### DOCUMENT
It is strange how some birds are more comfortable in a wind than others. I suppose it is partly down to experience. This clip shows Knot, Grey Plover and Dunlin. Most are fine and it's not even obvious that they are standing in a strong wind. However, the Knot at the start of the clip struggled to brace itself. (MD)


Middleton Nature Reserve 
Just a quick check of the two main ponds on the way home.
Mute 2 adult with 9 cygnet 
Moorhen 7
Mallard 6
Gadwall 7
Teal 4
Little grebe 1 in winter plumage 

I was going to entitle today's post "water off a duck's back". A heavy shower started while I was checking the "no swimming" pond. The good thing about being under a tree is that it takes a minute or so for the rain to filter through, the bad thing is that it then continues long after the shower finishes. It was time to leave! This clip shows two of the Gadwall and three Teal.

### DATA SECTION
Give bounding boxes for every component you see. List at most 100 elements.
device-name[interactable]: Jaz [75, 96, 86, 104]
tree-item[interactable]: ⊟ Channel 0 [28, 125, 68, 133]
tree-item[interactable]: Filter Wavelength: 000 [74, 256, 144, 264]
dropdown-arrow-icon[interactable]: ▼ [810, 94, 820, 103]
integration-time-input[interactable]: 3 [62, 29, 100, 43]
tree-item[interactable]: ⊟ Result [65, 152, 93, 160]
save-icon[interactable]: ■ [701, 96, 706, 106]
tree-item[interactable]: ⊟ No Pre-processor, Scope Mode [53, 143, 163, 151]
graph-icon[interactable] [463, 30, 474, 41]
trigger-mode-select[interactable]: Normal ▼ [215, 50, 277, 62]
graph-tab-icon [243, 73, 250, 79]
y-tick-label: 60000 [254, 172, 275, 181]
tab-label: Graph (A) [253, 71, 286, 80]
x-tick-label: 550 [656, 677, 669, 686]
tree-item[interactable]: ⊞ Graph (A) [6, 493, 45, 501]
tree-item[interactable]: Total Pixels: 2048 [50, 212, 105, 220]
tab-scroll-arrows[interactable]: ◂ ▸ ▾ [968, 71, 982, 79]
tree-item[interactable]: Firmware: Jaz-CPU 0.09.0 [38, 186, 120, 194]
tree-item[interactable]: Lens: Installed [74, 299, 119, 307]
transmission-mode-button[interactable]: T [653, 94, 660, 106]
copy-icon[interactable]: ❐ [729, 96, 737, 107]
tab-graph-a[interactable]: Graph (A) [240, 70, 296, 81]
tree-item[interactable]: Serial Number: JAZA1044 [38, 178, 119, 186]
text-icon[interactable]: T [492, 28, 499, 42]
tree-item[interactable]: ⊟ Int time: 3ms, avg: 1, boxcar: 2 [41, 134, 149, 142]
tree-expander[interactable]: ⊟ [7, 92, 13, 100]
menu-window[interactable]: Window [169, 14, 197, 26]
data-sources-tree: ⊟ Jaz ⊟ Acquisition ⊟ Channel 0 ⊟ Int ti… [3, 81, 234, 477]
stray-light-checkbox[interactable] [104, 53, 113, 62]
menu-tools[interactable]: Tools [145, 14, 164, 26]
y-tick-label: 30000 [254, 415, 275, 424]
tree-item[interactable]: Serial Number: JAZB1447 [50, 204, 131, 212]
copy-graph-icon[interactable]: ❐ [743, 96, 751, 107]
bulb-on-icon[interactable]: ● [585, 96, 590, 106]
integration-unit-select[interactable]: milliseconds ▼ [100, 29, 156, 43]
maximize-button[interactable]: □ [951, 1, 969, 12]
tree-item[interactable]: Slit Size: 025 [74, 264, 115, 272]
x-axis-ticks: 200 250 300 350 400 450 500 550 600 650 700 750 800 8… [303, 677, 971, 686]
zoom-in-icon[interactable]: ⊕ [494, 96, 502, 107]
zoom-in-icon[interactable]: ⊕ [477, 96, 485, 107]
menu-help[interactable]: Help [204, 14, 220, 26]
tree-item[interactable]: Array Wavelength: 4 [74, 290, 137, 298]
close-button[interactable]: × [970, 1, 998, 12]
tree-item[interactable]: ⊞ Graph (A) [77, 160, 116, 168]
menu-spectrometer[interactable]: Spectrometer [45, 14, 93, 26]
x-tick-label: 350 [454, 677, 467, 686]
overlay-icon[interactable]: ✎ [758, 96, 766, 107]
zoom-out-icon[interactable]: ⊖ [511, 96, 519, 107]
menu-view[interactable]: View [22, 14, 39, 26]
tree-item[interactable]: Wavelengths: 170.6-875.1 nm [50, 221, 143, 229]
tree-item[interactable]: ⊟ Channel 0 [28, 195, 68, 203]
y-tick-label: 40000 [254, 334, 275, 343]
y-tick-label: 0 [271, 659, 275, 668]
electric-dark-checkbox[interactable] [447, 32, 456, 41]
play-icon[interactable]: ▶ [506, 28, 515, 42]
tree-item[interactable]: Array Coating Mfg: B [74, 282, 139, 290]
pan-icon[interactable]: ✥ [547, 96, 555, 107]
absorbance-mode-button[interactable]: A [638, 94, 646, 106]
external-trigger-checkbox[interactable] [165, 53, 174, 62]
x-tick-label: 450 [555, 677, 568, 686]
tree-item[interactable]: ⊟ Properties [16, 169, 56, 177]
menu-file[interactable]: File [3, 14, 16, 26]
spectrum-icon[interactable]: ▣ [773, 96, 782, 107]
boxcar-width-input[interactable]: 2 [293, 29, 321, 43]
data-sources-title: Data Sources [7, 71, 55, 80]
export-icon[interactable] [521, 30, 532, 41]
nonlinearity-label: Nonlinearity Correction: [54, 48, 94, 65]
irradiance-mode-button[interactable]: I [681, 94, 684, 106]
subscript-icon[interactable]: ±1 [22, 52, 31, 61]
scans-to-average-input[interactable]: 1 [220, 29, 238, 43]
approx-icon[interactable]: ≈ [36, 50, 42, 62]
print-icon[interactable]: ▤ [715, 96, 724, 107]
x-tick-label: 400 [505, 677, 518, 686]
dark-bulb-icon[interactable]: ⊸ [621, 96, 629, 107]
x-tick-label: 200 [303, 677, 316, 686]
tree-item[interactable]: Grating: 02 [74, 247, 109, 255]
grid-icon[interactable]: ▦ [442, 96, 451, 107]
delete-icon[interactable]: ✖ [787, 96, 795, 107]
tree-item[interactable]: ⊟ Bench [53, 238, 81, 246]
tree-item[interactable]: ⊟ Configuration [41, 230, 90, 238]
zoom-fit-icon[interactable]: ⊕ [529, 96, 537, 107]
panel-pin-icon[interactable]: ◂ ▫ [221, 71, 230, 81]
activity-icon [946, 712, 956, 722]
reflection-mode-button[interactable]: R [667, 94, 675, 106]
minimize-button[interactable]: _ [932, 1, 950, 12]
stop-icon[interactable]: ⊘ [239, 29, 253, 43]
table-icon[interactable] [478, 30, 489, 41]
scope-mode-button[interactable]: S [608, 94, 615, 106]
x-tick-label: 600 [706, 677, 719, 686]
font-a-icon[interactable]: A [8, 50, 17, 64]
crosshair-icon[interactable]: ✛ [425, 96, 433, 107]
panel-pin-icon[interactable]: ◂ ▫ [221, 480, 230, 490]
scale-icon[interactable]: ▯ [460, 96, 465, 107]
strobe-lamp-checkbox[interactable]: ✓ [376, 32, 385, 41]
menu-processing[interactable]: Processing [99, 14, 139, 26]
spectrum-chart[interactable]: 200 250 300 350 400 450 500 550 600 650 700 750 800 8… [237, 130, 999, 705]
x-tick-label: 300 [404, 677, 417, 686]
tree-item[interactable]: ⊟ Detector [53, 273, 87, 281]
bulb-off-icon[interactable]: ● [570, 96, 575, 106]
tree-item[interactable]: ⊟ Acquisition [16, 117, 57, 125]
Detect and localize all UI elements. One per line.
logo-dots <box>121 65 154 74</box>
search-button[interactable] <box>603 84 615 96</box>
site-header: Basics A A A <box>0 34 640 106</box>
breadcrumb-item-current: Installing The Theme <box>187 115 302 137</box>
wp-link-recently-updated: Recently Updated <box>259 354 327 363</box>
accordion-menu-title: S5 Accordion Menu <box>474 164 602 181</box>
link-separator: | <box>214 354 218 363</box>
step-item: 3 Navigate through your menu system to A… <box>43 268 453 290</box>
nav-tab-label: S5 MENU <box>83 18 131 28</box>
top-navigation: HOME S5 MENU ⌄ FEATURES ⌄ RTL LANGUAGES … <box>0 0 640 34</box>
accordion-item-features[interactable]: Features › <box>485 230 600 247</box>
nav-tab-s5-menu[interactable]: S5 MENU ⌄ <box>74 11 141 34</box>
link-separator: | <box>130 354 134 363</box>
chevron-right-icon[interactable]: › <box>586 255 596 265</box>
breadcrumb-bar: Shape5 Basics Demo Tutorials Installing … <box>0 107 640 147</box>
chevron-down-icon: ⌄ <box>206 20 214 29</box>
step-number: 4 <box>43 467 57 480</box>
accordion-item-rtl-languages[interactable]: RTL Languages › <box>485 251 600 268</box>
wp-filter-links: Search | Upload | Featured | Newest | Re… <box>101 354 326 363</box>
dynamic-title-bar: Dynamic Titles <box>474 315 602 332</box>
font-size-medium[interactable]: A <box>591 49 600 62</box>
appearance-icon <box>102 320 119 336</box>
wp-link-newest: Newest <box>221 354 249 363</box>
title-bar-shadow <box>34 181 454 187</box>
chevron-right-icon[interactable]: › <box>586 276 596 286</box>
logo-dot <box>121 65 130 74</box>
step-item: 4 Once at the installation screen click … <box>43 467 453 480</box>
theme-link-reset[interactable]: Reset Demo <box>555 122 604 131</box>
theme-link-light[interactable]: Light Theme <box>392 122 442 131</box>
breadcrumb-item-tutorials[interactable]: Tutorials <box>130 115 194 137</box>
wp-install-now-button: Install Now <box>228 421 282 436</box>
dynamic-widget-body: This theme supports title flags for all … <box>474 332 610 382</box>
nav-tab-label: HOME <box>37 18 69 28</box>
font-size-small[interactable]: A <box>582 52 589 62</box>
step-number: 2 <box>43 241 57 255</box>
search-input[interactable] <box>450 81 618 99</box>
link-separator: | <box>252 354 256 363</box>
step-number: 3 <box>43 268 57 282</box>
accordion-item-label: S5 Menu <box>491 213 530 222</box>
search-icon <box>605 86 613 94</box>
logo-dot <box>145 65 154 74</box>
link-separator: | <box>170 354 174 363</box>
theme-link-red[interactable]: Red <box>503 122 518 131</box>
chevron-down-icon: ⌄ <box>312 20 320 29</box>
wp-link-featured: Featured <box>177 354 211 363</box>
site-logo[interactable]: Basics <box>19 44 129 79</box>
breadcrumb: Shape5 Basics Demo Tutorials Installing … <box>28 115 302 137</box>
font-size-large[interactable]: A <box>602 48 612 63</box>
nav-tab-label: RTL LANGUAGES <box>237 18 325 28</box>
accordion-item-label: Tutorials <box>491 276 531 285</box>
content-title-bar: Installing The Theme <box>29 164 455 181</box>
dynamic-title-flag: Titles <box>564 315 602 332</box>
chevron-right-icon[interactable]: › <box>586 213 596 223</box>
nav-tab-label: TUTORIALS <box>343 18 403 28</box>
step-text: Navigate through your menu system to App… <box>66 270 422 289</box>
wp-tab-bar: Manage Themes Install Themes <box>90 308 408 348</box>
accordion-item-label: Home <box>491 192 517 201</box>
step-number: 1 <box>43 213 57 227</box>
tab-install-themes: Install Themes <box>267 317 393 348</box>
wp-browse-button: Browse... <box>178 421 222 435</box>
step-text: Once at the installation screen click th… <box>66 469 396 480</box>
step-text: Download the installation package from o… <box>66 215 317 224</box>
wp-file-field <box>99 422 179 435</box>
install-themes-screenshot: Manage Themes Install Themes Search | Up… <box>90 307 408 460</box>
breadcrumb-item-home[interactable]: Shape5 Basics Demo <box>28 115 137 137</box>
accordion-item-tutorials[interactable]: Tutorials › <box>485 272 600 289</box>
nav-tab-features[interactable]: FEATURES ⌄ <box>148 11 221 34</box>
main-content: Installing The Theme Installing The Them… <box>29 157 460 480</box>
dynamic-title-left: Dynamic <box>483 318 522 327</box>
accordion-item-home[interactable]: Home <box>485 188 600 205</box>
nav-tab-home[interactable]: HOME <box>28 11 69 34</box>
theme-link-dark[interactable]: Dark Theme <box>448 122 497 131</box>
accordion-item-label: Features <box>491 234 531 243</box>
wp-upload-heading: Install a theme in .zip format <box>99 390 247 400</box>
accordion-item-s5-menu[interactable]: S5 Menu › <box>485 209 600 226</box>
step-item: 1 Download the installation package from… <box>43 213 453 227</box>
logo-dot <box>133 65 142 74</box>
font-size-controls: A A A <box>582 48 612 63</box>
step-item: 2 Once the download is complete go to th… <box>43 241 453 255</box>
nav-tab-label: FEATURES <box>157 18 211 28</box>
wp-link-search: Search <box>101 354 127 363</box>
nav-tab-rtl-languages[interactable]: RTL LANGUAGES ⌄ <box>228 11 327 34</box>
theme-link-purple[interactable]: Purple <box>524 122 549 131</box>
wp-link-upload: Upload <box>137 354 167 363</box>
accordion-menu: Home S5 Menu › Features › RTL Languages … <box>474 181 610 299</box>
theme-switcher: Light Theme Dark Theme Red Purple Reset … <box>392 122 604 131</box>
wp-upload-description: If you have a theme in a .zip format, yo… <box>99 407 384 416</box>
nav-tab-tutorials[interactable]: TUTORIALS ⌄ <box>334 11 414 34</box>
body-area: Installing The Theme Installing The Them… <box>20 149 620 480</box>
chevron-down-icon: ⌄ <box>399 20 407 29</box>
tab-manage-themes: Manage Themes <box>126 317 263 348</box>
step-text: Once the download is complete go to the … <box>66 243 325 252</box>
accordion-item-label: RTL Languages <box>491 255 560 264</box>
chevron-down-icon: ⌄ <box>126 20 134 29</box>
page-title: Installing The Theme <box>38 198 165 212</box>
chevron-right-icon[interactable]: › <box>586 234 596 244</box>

### WHAT IS REQUIRED
Pick up the birdwatching notes after their final sentence and carry them on.

### RESULT FOR THIS EXERCISE
Sunday, 26 September 2021

A good day for youngsters

 South breeze, with very low cloud and light rain showers in the morning gave way to brighter spells later in the afternoon.

Middleton Nature Reserve 
Report from Jean:

VIS

Low key due to low cloud

Grey Wagtail 10 (7 trapped and ringed)

alba wagtail 9 - still not many moving

Meadow Pipit 48

Linnet 16

Chaffinch 4

Goldfinch 61 (one and a flock of 60)

Swallow 14

House Martin 2

Skylark 1

Pink-footed Goose 80 north presumably to feeding areas and 143 south plus a flock heard but not seen

Jay 3 - there is an irruption (if that is the right word) of Jays all over the country due to the failure of the acorn crop. Birds are roaming around in search of acorns.


ON SITE

Reed Bunting 1

Cetti's Warbler 1 on the west

Water Rail 1 on the west

Goldcrest 2 heard

Robin 1 "ticking" - presumably a migrant


RINGING

All new birds unless stated.

Grey Wagtail 7 colour ringed

Blackcap 4

Meadow Pipit 2

Wren 1

Goldfinch 1 

Long-tailed Tit 5 retraps, the oldest was one ringed in May 2019

Blue tit 10

Great Tit 1

Chiffchaff 1

Greenfinch 1


A flock of what appeared from a distance to be 10+ Goldfinch turned out to be the tit flock in the ringing totals!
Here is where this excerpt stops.